Whenever a line in the entries includes the word "Total", copy that line out.

Material provided START

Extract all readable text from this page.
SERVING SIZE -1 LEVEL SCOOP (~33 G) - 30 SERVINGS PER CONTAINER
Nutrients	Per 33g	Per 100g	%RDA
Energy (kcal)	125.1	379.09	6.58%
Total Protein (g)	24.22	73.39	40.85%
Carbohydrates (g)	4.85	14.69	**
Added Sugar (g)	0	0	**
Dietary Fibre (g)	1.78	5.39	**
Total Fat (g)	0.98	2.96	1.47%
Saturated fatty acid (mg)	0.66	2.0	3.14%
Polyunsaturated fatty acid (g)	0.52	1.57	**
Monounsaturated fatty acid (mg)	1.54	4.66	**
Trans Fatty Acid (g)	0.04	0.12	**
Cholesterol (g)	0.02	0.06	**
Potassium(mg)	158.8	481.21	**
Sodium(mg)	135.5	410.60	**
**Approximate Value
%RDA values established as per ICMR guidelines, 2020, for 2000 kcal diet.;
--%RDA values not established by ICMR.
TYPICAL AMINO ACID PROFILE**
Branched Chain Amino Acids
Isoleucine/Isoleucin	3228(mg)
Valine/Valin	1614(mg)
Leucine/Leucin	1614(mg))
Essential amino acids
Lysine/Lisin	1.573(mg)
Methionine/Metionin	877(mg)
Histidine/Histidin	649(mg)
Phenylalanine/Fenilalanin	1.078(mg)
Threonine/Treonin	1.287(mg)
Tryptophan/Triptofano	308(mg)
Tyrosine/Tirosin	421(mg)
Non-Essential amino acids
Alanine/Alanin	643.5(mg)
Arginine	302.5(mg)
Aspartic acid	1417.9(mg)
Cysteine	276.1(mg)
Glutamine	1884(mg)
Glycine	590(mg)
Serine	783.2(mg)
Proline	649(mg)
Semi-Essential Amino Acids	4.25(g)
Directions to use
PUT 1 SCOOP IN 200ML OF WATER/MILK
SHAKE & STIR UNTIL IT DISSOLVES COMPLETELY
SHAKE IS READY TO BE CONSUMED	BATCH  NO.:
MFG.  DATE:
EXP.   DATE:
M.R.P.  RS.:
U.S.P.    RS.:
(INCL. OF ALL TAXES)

Material provided END

### Answer for this exercise
Total Protein (g)	24.22	73.39	40.85%
Total Fat (g)	0.98	2.96	1.47%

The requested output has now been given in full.